Erstaunlich viel Lob für den Innensenator von SPD-Lautsprecher Andreas Dressel: Der sozialdemokratische Innenexperte pries am Donnerstag die Aktivitäten von Christoph Ahlhaus (CDU), besonders die im Kampf gegen die organisierte Kriminalität. So sei die Zahl der 2008 geführten entsprechenden Gerichtsverfahren gegenüber 2007 von 34 auf 42 angestiegen, die Zahl der Anklagen habe sich gegenüber 2006 sogar von 34 auf 67 fast verdoppelt. Mehr verdeckte Ermittlungsmaßnahmen, härtere Strafen und eine Zunahme der staatlichen Abschöpfung kriminell erworbener Gewinne der organisierten Kriminalität vervollständigten den Eindruck, den der Innenexperte aus den Senats-Antworten auf eine große Anfrage der SPD gewonnen hatte. „Die Tendenz stimmt“, lobt Dressel.

**Aufgaben**
(a) Bring die Zeilen der Auflistung vom Anfang bis einschließlich der Zeile mit „430, 569, 508]“ in die Form einer nummerierten Liste. Leerzeilen fallen weg.
(b) Setze den Text über Dressels Lob für Innensenator Ahlhaus fort.

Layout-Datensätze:

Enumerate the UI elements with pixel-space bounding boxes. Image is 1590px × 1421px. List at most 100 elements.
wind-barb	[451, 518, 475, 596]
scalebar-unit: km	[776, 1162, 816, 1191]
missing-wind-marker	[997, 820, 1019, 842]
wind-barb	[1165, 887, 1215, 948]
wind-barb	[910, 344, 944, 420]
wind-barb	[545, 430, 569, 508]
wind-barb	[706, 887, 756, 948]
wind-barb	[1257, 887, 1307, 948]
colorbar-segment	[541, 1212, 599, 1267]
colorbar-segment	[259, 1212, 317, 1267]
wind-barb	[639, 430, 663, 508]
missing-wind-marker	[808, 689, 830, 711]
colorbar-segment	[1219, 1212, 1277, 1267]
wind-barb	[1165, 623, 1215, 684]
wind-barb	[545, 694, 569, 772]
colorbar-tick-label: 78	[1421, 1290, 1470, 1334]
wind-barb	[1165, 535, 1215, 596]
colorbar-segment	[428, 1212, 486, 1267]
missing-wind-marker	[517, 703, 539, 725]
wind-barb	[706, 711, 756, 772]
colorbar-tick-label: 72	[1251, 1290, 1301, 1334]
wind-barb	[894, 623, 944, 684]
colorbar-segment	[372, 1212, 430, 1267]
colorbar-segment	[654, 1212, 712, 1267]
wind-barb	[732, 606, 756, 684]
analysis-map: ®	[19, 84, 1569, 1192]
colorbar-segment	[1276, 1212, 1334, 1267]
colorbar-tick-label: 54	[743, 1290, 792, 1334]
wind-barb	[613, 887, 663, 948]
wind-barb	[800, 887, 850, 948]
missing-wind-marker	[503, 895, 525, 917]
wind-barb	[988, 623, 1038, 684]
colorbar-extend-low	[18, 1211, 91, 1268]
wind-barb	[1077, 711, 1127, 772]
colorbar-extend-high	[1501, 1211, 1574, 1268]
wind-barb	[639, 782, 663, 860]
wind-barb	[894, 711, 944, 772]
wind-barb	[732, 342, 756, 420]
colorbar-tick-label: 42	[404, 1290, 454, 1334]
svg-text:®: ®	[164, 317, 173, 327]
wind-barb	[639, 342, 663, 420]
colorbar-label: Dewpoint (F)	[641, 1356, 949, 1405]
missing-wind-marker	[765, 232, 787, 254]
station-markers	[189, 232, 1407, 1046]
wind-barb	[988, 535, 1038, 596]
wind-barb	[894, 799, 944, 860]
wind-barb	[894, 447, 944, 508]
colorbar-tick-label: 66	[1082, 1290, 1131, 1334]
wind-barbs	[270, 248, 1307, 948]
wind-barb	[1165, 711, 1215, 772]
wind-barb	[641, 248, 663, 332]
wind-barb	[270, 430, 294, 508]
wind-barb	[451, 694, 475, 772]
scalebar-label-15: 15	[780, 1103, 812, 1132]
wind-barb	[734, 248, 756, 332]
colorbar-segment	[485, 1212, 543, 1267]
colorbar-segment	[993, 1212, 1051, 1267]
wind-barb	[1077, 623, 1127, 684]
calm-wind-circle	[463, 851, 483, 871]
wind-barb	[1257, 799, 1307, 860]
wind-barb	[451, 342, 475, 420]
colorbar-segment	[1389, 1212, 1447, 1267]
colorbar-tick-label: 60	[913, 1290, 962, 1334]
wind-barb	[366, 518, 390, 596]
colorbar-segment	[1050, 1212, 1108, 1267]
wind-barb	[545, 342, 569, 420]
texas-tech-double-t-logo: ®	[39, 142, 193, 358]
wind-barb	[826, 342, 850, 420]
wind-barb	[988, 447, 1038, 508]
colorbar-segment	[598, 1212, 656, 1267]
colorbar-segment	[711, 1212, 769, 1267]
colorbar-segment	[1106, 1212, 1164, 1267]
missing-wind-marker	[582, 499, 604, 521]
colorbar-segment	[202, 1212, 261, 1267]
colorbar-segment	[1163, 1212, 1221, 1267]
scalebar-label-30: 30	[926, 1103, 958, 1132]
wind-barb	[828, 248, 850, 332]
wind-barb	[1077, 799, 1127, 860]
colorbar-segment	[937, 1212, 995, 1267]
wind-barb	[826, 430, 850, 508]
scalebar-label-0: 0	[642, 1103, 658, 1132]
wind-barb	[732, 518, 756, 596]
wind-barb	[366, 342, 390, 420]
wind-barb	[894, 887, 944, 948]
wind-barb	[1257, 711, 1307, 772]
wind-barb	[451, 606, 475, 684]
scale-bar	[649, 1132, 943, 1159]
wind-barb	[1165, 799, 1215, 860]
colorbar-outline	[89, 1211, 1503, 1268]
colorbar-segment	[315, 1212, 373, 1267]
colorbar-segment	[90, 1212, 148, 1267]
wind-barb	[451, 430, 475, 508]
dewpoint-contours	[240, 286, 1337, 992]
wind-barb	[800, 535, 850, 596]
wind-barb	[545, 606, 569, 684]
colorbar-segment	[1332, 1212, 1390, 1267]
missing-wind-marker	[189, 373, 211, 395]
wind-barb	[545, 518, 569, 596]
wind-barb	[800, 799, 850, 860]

**Lösungen**
(a)
1. Enumerate the UI elements with pixel-space bounding boxes. Image is 1590px × 1421px. List at most 100 elements.
2. wind-barb	[451, 518, 475, 596]
3. scalebar-unit: km	[776, 1162, 816, 1191]
4. missing-wind-marker	[997, 820, 1019, 842]
5. wind-barb	[1165, 887, 1215, 948]
6. wind-barb	[910, 344, 944, 420]
7. wind-barb	[545, 430, 569, 508]

(b)
Das sei aber auch nötig, denn nicht nur die polizeiliche Ermittlungstätigkeit, sondern auch das organisierte Verbrechen nehme in Hamburg zu. Die durch organisierte Kriminalität verursachten Schäden seien von 17 Millionen (2007) auf fast 106 Millionen Euro 2008 sprunghaft gestiegen. Die geschätzten Gewinne der Kriminellen hätten sich 2008 im Vergleich zu 2007 fast verzehnfacht und lägen bei rund 80 Millionen Euro.

Dass davon 2008 drei Millionen Euro einkassiert wurden – statt 265.000 Euro 2007 – sei zwar „erfreulich“, aber noch lange nicht genug. „Der Staat muss alles tun, um Gewinne aus kriminellen Aktivitäten abzuschöpfen“, plädiert Dressel. Das sei „der entscheidende Hebel im Kampf gegen die organisierte Kriminalität, weil das die Täter am meisten schmerzt“.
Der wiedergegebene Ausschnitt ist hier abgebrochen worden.